======== Entries ========

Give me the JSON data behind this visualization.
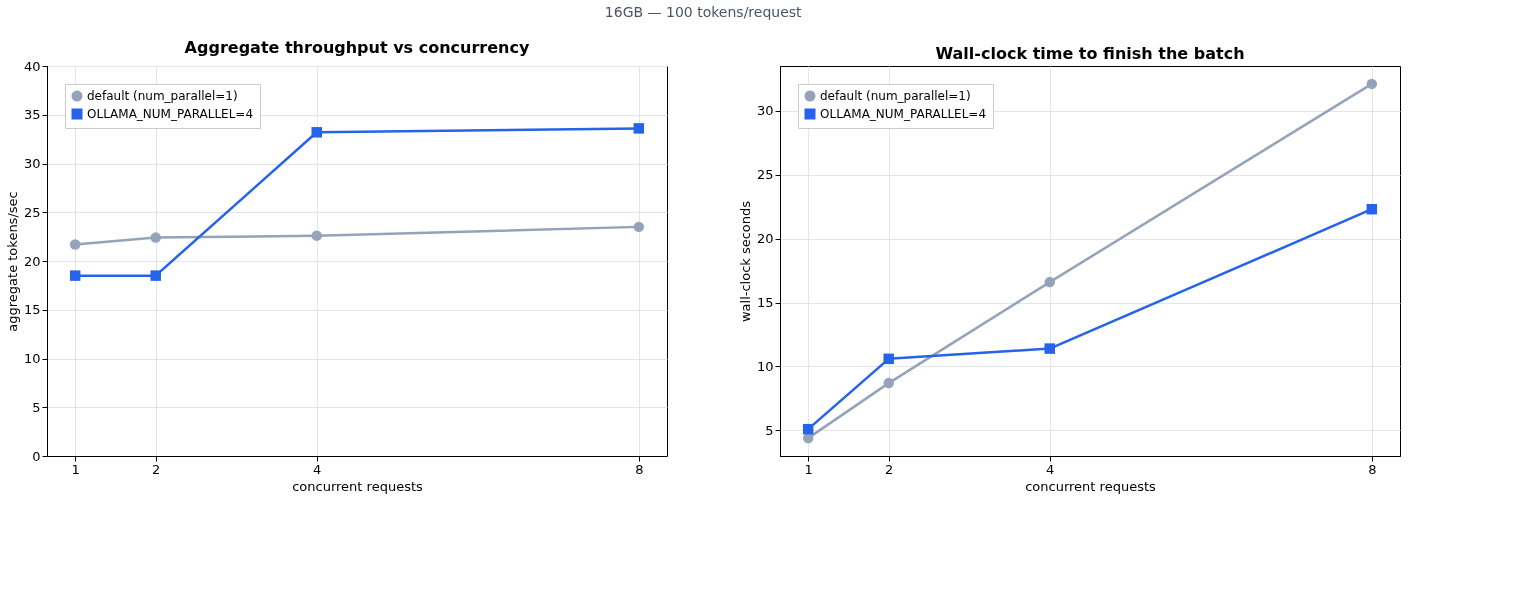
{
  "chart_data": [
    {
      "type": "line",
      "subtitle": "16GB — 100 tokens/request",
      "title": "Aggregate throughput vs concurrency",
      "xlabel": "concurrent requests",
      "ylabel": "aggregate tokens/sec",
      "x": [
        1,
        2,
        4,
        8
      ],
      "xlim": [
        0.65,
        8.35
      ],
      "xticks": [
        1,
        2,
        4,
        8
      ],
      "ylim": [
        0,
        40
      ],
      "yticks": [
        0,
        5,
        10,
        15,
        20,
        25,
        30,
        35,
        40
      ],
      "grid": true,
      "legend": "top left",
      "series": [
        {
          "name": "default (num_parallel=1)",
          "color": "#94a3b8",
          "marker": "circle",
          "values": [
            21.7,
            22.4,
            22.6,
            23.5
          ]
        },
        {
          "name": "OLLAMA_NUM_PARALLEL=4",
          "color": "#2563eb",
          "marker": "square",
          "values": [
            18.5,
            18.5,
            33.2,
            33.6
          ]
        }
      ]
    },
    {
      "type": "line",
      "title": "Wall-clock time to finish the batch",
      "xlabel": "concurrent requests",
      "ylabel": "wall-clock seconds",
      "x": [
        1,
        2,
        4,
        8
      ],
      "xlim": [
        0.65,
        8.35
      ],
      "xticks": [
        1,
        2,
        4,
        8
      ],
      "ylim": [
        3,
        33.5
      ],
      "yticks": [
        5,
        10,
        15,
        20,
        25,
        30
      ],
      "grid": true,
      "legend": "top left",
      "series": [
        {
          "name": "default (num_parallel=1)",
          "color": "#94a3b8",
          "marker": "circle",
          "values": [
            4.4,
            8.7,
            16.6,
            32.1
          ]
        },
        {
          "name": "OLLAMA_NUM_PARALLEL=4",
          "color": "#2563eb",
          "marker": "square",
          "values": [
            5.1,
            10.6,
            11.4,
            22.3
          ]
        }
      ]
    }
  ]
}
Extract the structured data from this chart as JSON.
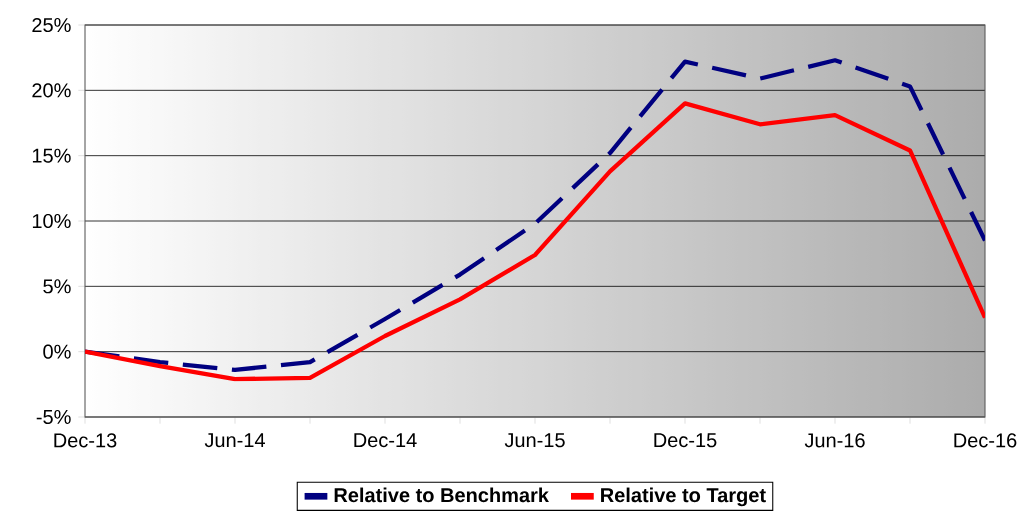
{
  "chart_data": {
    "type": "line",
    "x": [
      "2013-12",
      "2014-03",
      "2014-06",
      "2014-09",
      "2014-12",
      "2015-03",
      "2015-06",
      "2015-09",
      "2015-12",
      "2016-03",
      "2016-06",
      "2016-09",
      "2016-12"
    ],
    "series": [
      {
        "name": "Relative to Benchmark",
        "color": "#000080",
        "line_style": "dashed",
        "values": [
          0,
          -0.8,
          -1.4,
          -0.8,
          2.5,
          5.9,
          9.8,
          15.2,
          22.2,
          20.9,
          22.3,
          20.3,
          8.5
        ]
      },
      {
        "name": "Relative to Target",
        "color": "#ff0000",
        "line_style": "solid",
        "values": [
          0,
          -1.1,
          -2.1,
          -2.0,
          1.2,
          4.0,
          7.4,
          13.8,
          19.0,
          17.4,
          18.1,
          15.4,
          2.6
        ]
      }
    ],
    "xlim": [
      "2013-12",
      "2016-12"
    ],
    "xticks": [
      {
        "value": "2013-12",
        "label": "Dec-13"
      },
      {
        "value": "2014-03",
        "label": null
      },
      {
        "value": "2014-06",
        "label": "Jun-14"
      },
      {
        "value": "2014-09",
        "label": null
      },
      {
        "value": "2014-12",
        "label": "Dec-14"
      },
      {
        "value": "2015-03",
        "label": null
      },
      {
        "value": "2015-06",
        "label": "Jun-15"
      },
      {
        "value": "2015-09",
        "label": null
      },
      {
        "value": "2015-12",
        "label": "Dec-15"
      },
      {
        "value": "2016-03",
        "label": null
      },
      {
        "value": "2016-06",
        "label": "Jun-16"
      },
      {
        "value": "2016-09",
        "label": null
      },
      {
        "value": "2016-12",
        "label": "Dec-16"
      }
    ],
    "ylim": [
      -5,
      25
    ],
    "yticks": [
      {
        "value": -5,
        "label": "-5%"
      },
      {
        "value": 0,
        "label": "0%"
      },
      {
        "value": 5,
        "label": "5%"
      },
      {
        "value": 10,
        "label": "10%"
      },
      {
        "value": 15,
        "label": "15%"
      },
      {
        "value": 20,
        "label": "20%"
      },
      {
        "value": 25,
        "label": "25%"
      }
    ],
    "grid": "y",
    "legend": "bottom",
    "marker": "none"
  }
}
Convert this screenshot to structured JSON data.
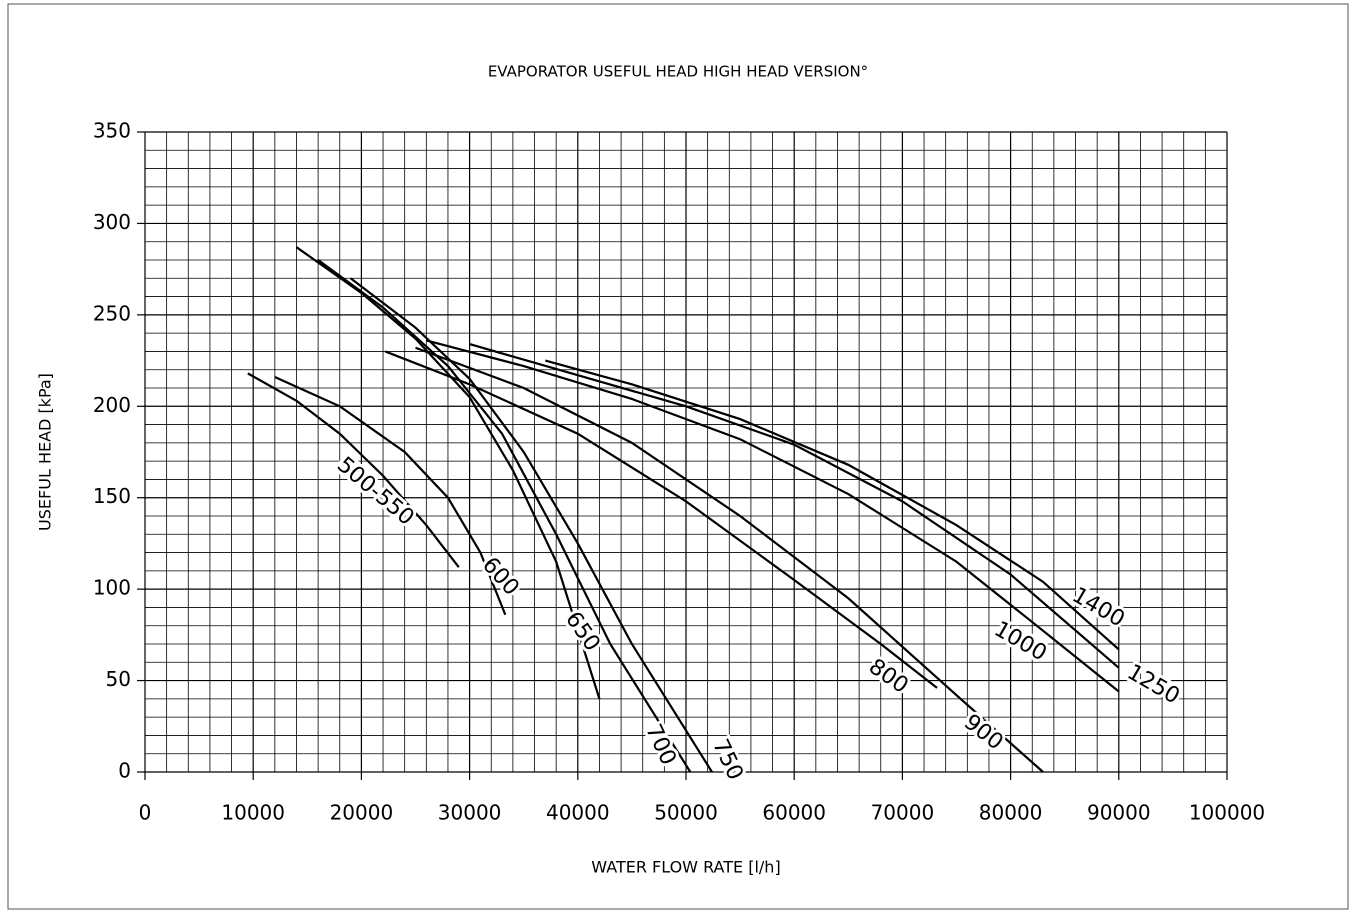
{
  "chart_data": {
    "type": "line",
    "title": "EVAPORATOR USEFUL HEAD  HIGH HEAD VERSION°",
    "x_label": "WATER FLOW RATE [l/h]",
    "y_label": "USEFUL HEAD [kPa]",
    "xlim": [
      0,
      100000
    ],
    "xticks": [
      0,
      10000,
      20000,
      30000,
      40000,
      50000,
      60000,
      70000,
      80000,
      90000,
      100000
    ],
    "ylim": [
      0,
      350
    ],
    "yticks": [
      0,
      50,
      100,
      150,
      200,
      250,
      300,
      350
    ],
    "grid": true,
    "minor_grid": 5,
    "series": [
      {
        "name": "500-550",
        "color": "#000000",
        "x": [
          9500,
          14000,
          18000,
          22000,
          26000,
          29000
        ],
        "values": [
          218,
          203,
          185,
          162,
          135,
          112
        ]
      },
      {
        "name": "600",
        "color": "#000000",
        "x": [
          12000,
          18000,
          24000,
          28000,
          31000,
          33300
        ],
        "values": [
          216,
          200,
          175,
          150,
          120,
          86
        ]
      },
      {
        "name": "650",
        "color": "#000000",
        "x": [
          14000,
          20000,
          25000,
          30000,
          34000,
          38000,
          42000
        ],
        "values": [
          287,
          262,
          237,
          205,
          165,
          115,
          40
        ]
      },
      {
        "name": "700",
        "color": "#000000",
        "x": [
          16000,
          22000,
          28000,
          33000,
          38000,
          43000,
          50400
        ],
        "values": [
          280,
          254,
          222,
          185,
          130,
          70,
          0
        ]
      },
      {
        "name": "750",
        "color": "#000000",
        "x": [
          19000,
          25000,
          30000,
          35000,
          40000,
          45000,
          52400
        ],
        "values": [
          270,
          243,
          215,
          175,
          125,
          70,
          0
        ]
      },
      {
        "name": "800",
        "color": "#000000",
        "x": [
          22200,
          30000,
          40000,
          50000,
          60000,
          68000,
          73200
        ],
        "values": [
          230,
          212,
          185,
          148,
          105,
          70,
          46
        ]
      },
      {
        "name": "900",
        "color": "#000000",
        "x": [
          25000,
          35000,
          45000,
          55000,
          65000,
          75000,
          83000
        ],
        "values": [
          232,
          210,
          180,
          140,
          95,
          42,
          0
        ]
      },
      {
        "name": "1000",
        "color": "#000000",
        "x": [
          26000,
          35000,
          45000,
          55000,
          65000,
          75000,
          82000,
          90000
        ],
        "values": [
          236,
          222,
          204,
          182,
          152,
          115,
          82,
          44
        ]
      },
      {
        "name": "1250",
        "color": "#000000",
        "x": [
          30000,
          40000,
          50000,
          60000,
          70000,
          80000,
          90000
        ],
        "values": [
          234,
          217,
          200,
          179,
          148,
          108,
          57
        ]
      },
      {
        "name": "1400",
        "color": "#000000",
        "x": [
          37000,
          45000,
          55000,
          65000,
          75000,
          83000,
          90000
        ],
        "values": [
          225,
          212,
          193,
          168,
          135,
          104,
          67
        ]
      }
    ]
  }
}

========

### What this task involves
Pull out all lines of the data with the string "tokens".

### Written solution
      "subtitle": "16GB — 100 tokens/request",
      "ylabel": "aggregate tokens/sec",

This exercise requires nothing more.